> [WHAT THE TASK REQUIRES]: Don't copy the pictures; return every other part of the records exactly.

> [LISTING]:
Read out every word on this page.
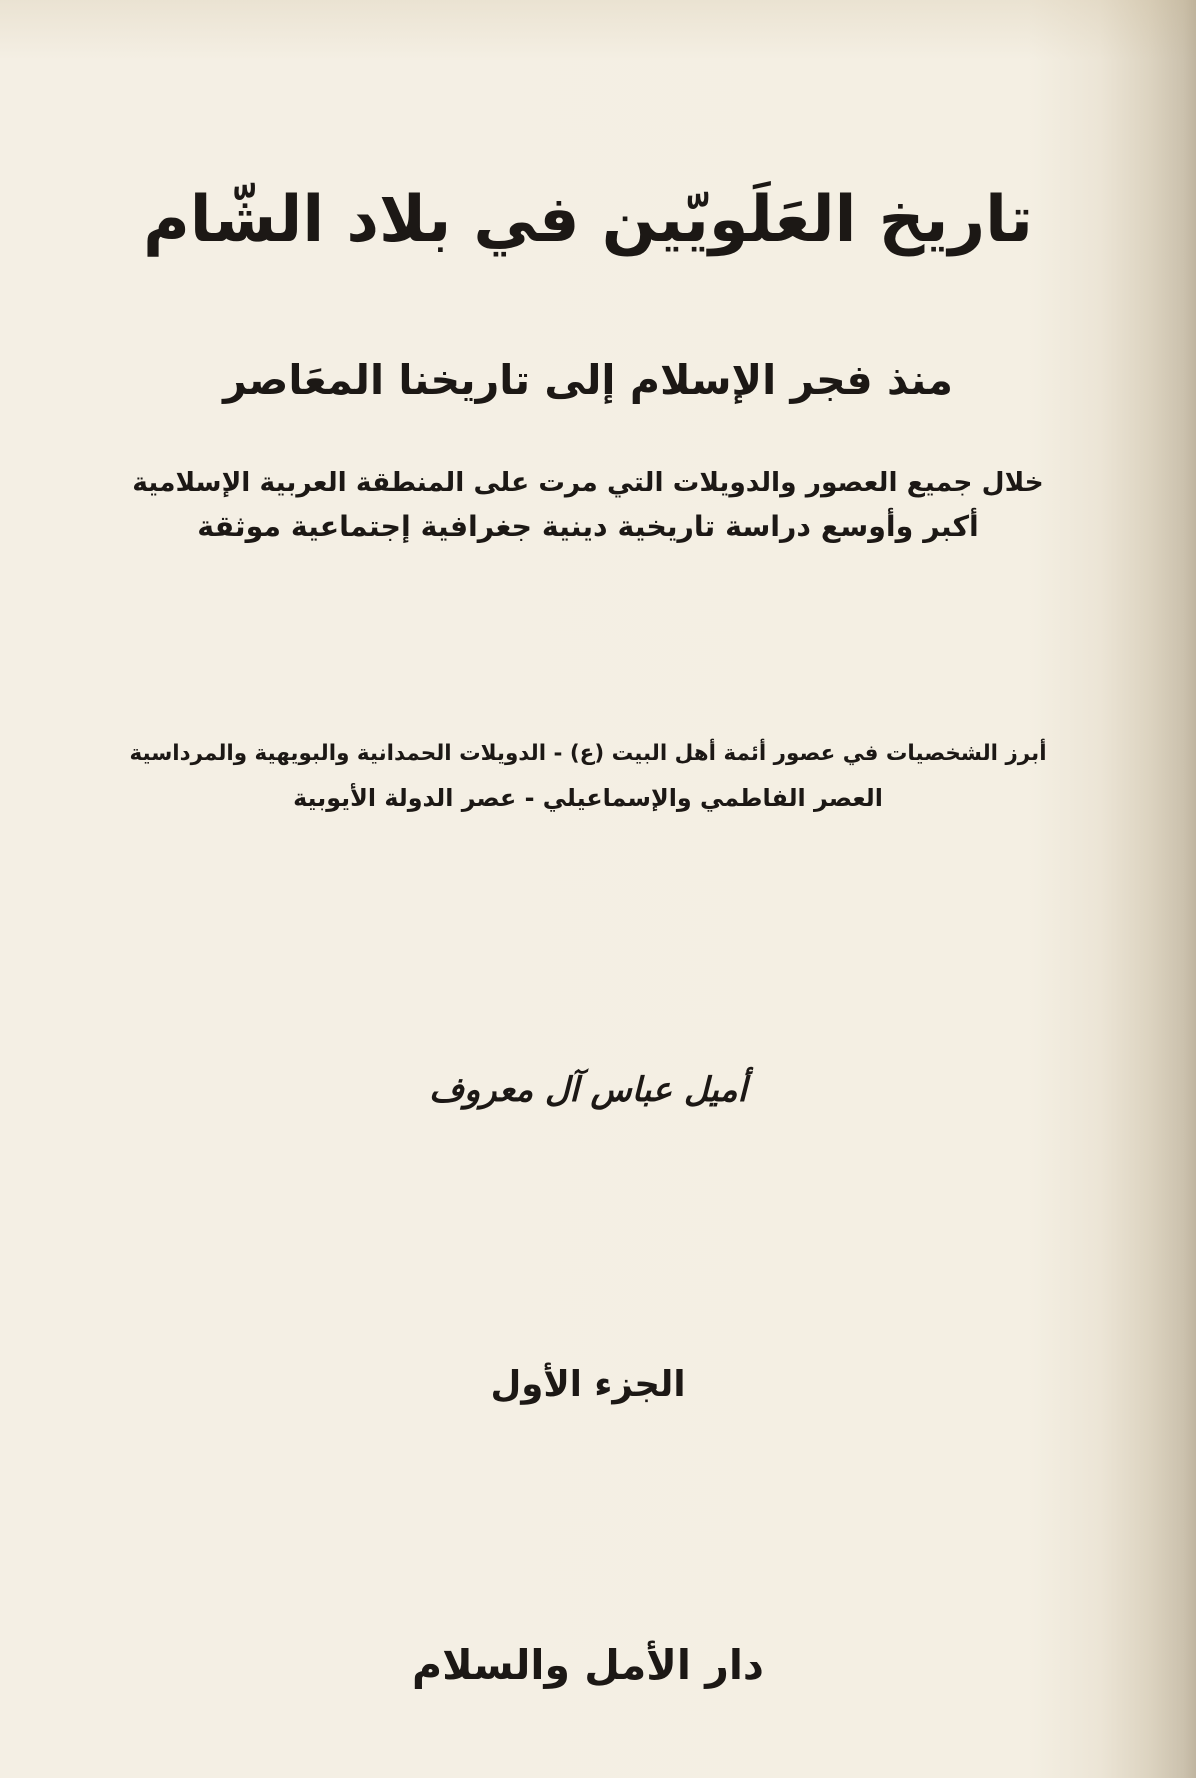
تاريخ العَلَويّين في بلاد الشّام
منذ فجر الإسلام إلى تاريخنا المعَاصر
خلال جميع العصور والدويلات التي مرت على المنطقة العربية الإسلامية
أكبر وأوسع دراسة تاريخية دينية جغرافية إجتماعية موثقة
أبرز الشخصيات في عصور أئمة أهل البيت (ع) - الدويلات الحمدانية والبويهية والمرداسية
العصر الفاطمي والإسماعيلي - عصر الدولة الأيوبية
أميل عباس آل معروف
الجزء الأول
دار الأمل والسلام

> [WRITTEN ANSWER]:
Read out every word on this page.
تاريخ العَلَويّين في بلاد الشّام
منذ فجر الإسلام إلى تاريخنا المعَاصر
خلال جميع العصور والدويلات التي مرت على المنطقة العربية الإسلامية
أكبر وأوسع دراسة تاريخية دينية جغرافية إجتماعية موثقة
أبرز الشخصيات في عصور أئمة أهل البيت (ع) - الدويلات الحمدانية والبويهية والمرداسية
العصر الفاطمي والإسماعيلي - عصر الدولة الأيوبية
أميل عباس آل معروف
الجزء الأول
دار الأمل والسلام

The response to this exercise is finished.